*Exercise*
What is the number of lines holding the word "screenshot"? Write that number and nothing else.

------ Extracted records

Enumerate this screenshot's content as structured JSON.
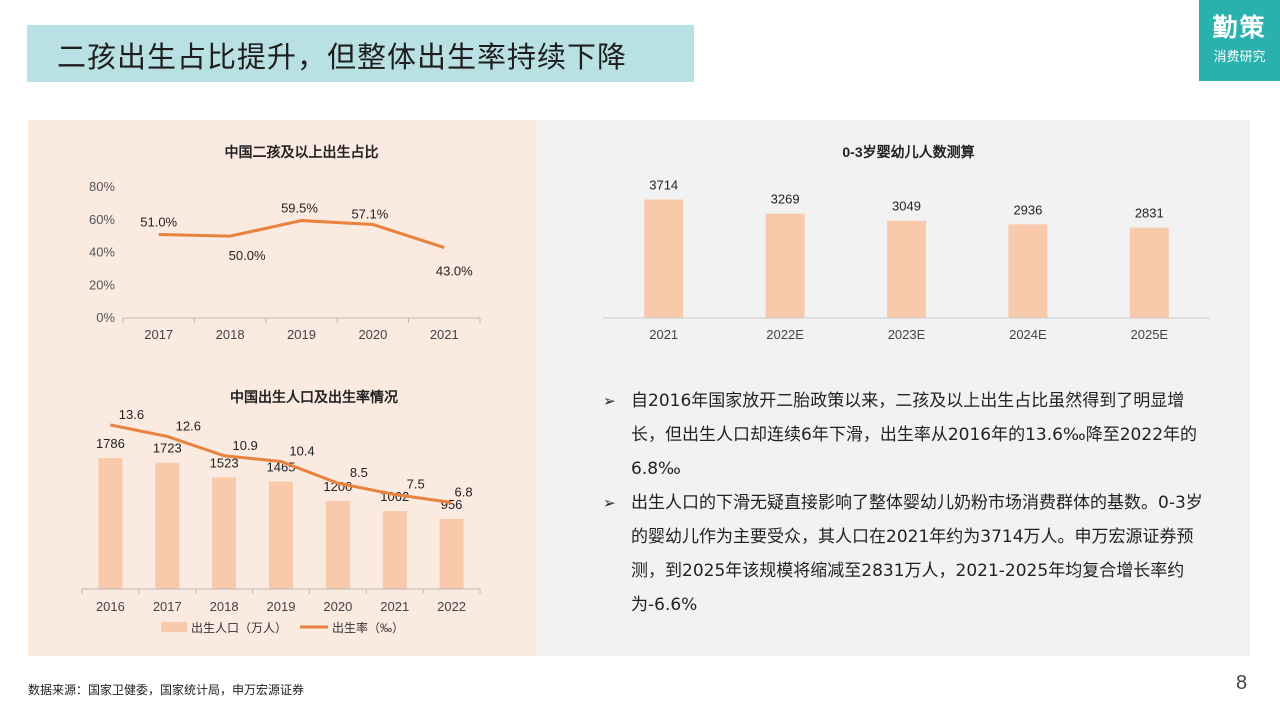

------------
------ Extracted records

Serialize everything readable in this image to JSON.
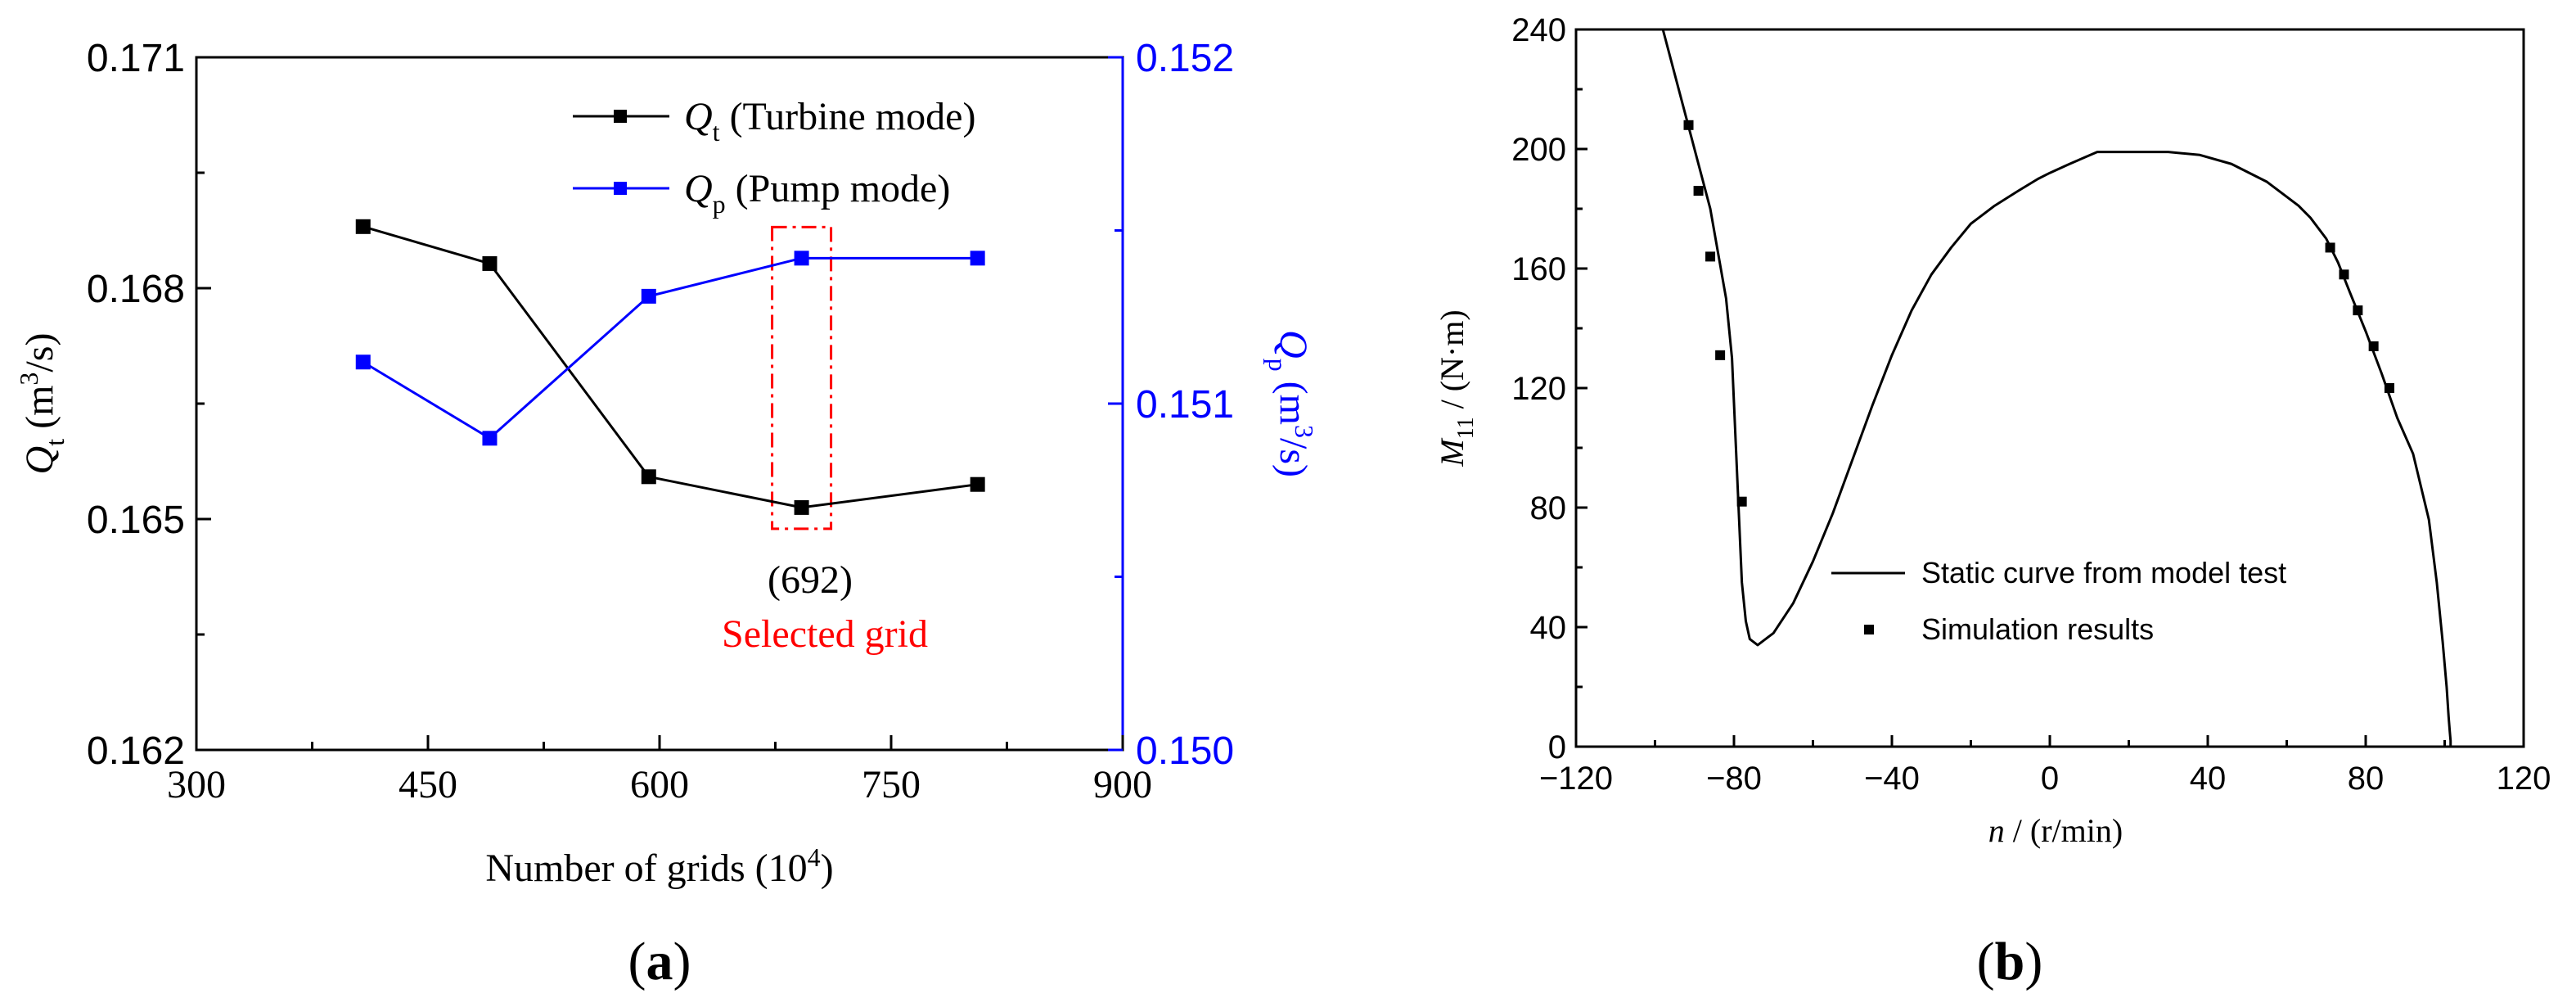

------------
------ Extracted records

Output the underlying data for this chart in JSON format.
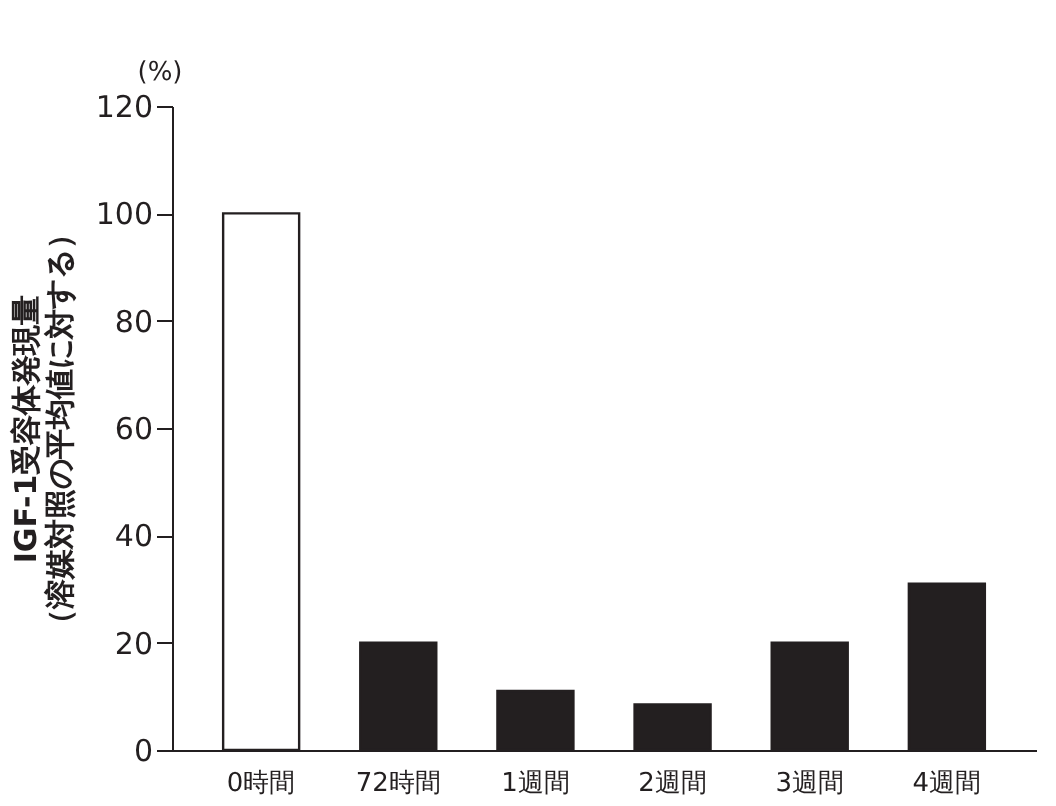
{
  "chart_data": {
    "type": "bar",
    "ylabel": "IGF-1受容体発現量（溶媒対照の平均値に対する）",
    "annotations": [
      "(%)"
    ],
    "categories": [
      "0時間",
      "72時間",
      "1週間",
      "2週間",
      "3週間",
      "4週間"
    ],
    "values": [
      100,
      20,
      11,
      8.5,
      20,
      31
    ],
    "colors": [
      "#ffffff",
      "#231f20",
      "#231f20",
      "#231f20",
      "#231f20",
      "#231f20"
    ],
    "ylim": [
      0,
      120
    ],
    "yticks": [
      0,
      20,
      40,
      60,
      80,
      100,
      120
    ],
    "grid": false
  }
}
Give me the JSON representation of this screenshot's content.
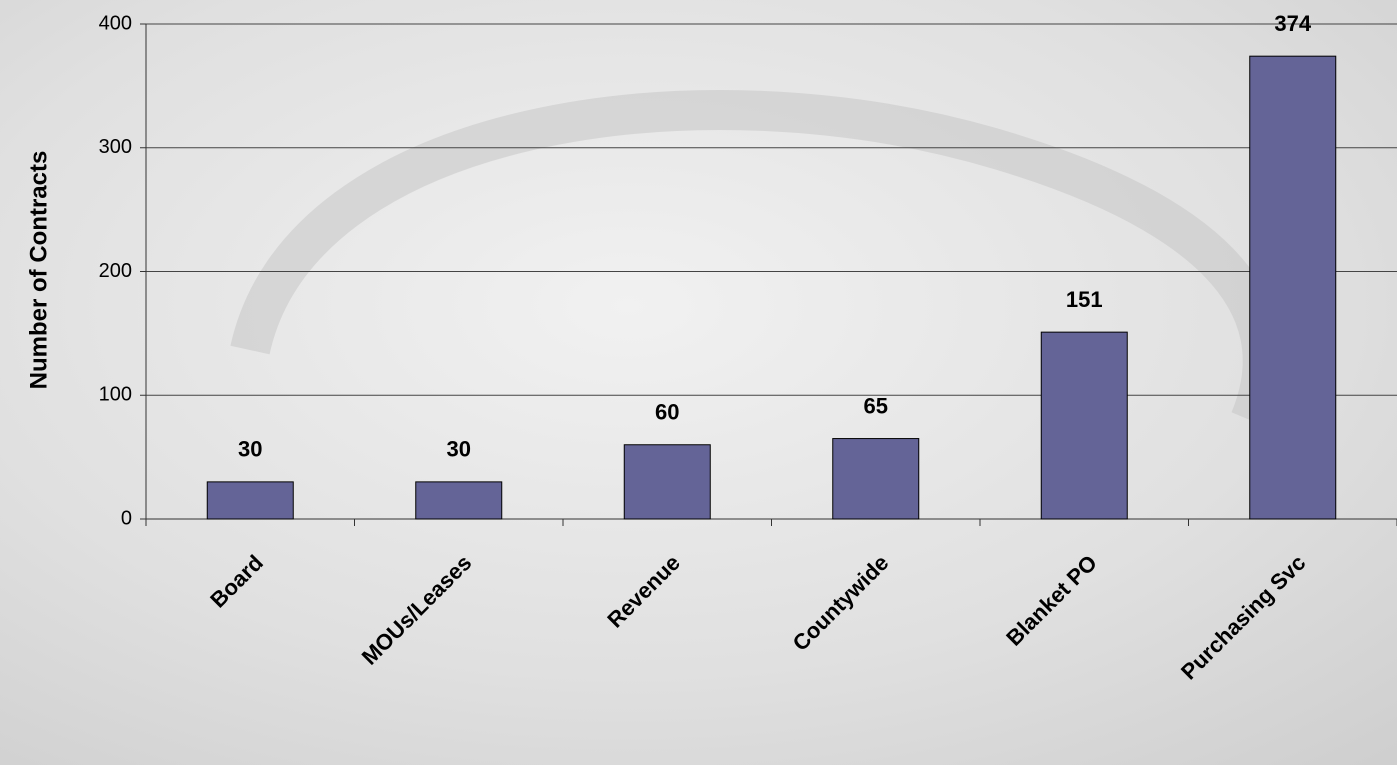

------------

*Response to this task*
2